PROBLEM TO SOLVE
Identify all lines in the data containing the string "value". Copy them out.

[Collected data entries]
=======

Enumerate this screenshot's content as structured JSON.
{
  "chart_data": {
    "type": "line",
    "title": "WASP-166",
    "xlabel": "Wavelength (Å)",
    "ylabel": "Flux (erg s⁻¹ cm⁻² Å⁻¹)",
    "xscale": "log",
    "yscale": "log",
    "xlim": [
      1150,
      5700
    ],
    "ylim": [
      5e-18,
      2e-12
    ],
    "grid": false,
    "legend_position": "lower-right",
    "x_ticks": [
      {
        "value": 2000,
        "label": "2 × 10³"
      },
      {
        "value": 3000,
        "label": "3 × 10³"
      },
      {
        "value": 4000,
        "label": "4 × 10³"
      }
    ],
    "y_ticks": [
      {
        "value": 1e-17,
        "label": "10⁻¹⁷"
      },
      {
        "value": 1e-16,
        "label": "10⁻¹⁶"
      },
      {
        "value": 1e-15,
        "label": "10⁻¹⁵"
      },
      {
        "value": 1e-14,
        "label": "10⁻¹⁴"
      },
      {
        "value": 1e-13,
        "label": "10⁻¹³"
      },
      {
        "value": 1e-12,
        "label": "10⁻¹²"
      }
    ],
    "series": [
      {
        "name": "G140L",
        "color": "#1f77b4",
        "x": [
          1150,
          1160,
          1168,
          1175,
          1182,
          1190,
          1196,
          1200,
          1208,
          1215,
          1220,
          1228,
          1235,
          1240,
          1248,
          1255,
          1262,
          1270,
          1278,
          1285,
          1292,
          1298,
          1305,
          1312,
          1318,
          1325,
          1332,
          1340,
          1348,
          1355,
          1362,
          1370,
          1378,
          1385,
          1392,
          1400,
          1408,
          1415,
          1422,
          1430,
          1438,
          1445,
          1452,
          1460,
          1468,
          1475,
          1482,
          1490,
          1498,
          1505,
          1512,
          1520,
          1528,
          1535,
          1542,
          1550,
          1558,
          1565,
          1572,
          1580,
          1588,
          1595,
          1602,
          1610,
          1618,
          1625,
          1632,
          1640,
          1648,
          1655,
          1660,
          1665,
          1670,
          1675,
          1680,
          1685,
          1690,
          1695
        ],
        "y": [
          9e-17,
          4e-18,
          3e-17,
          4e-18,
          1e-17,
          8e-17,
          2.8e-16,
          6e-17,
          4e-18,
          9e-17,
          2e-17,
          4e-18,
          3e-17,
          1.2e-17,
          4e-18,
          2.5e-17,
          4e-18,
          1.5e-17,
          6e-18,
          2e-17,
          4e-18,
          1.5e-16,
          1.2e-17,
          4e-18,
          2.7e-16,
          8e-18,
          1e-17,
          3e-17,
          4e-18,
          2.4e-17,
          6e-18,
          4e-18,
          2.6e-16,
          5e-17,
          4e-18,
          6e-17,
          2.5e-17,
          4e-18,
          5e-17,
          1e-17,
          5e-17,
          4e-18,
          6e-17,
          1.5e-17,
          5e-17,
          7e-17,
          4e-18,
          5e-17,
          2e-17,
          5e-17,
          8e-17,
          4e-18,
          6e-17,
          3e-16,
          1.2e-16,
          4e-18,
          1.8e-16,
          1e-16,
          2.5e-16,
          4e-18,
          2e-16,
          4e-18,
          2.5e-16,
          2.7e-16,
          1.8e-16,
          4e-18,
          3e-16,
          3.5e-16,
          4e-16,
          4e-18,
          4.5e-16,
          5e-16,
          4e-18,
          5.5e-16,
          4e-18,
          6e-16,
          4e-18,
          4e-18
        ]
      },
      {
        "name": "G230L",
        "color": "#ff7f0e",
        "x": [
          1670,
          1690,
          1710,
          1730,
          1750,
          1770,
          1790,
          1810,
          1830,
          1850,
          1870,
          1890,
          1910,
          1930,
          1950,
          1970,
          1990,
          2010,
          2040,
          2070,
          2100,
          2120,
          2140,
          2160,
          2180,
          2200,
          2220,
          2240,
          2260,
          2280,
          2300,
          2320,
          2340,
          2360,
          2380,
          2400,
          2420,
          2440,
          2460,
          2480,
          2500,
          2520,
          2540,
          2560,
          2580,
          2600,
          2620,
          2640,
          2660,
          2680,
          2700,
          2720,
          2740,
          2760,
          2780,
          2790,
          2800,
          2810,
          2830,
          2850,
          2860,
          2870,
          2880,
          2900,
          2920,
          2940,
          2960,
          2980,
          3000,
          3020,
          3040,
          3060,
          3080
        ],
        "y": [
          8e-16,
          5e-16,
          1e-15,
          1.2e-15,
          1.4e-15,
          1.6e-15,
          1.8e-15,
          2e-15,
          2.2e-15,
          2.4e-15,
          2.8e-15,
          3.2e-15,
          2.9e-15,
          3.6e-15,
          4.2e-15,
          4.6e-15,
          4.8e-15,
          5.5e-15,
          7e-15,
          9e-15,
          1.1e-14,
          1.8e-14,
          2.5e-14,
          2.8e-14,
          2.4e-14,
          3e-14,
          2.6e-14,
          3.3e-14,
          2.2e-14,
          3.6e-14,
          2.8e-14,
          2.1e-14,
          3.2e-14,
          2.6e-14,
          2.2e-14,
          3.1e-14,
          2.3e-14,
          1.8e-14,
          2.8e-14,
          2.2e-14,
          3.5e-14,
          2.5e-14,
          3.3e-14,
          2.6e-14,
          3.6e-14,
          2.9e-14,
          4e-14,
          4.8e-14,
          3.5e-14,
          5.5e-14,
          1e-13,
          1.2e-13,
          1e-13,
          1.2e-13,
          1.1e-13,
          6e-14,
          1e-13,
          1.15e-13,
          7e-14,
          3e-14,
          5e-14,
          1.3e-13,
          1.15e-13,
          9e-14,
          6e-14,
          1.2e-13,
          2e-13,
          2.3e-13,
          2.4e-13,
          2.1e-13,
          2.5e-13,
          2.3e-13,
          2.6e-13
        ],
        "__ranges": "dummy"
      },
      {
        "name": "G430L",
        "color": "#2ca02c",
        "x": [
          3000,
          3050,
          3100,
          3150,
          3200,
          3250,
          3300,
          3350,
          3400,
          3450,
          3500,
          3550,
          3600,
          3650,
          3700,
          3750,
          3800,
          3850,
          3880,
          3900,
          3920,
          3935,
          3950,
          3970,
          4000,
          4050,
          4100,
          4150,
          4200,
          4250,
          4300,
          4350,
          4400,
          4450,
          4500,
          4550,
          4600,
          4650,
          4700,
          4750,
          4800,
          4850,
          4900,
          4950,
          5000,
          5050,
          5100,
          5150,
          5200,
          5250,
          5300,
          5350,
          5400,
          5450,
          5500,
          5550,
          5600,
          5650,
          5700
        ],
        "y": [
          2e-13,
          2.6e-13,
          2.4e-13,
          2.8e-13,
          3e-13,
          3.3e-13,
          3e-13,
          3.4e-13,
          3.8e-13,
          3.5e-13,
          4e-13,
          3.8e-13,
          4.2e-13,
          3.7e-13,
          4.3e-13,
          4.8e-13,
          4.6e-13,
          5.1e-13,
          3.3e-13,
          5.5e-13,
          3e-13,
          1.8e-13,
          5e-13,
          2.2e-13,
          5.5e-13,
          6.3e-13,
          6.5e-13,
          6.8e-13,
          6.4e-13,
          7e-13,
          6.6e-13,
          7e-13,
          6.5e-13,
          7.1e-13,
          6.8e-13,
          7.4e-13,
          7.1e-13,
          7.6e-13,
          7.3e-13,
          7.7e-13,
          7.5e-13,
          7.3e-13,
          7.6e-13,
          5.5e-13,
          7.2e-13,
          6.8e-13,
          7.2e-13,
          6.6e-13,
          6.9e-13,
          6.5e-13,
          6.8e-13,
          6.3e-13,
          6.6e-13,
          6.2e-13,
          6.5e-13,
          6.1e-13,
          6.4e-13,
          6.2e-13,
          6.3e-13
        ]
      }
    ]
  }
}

=======

SOLUTION
        "value": 2000,
        "value": 3000,
        "value": 4000,
        "value": 1e-17,
        "value": 1e-16,
        "value": 1e-15,
        "value": 1e-14,
        "value": 1e-13,
        "value": 1e-12,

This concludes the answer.